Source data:

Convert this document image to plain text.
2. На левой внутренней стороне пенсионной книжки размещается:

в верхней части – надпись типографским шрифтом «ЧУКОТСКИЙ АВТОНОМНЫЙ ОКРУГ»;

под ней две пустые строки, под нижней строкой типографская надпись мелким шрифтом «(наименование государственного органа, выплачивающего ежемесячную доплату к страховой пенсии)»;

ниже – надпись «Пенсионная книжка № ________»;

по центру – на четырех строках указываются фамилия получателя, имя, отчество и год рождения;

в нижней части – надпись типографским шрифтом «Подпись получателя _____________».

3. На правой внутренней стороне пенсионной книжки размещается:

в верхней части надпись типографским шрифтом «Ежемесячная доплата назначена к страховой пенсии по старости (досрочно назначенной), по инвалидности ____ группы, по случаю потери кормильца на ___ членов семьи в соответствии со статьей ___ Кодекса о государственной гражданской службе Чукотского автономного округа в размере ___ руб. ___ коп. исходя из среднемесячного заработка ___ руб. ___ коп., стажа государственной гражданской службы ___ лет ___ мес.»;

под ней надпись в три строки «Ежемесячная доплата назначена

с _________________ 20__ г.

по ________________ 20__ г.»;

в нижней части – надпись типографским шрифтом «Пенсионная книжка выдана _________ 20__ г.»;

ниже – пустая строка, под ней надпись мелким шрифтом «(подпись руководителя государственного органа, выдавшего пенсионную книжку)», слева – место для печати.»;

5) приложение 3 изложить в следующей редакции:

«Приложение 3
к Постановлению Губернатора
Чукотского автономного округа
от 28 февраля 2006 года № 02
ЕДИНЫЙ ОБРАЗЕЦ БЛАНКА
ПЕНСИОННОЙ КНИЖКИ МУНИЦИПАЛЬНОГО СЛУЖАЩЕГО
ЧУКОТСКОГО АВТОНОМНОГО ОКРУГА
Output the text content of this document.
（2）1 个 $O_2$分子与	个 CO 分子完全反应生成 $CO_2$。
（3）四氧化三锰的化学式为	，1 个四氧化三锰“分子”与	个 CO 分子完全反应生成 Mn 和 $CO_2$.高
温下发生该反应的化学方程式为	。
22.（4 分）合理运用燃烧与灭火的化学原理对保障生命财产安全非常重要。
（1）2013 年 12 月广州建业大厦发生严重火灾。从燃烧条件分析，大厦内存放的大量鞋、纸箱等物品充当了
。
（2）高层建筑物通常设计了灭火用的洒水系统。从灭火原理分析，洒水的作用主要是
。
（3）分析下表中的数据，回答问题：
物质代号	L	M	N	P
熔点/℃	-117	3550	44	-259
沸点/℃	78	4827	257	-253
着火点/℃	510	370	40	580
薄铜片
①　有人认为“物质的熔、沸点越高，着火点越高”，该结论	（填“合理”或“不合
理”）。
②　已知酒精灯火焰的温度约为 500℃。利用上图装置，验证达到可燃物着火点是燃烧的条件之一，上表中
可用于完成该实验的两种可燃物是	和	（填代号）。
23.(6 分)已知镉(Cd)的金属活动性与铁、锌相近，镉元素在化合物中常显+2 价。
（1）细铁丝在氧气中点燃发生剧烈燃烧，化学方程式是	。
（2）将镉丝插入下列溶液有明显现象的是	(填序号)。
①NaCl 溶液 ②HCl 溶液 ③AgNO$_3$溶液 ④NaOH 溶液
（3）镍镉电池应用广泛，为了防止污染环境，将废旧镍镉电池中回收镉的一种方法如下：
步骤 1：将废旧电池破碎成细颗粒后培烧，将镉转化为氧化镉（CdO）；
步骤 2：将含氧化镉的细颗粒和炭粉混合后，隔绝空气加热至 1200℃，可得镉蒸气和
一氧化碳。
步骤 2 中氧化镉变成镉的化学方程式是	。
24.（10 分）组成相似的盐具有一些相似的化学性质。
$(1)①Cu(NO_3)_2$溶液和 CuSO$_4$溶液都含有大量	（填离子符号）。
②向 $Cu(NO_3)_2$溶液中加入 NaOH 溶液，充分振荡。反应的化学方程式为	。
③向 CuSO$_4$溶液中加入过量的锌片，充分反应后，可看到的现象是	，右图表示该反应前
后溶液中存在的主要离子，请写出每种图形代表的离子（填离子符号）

* * *

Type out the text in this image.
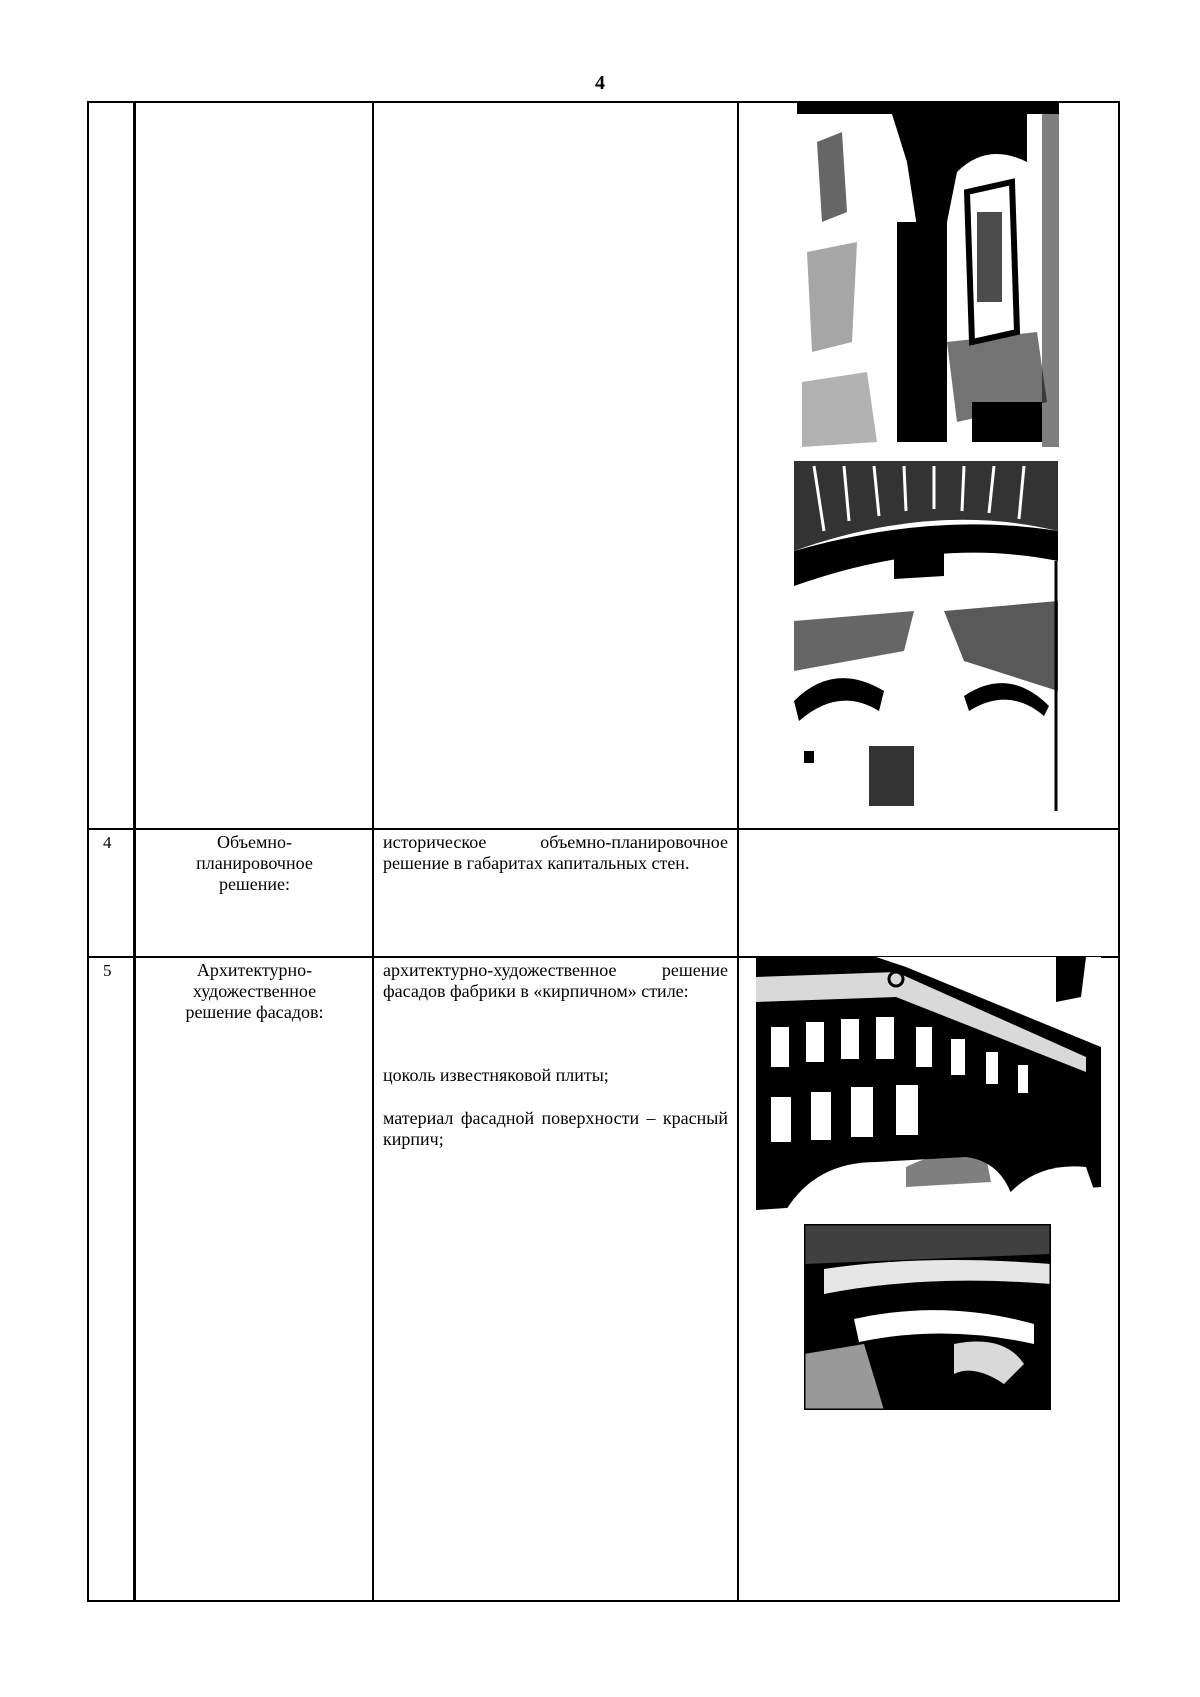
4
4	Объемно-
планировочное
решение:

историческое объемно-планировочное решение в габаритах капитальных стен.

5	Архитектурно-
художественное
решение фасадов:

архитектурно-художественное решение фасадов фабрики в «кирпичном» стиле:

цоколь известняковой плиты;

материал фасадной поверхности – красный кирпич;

==

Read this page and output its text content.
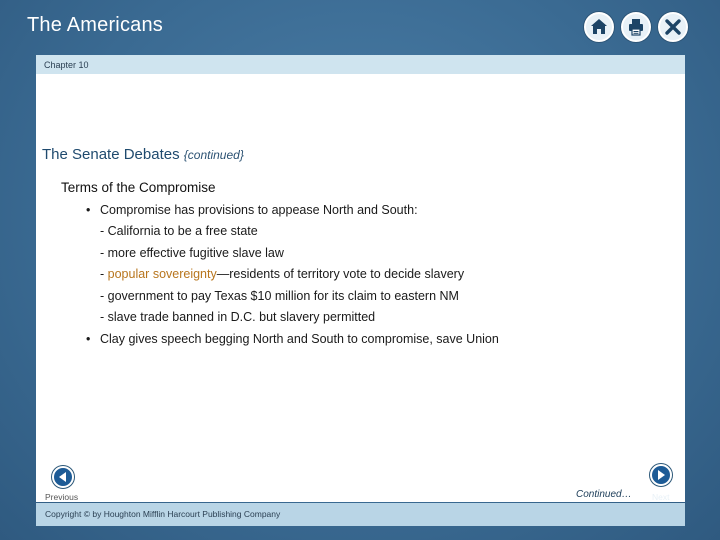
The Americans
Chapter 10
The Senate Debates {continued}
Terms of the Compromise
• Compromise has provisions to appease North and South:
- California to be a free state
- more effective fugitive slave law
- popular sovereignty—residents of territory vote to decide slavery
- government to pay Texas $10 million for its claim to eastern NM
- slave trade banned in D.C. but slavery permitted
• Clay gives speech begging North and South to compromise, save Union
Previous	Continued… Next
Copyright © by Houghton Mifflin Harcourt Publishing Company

■ **EXERCISE**
Where does the word "книжка" appear in the listing? List each line that holds it.

■ **THE COMPLETED TASK**
ниже – надпись «Пенсионная книжка № ________»;
в нижней части – надпись типографским шрифтом «Пенсионная книжка выдана _________ 20__ г.»;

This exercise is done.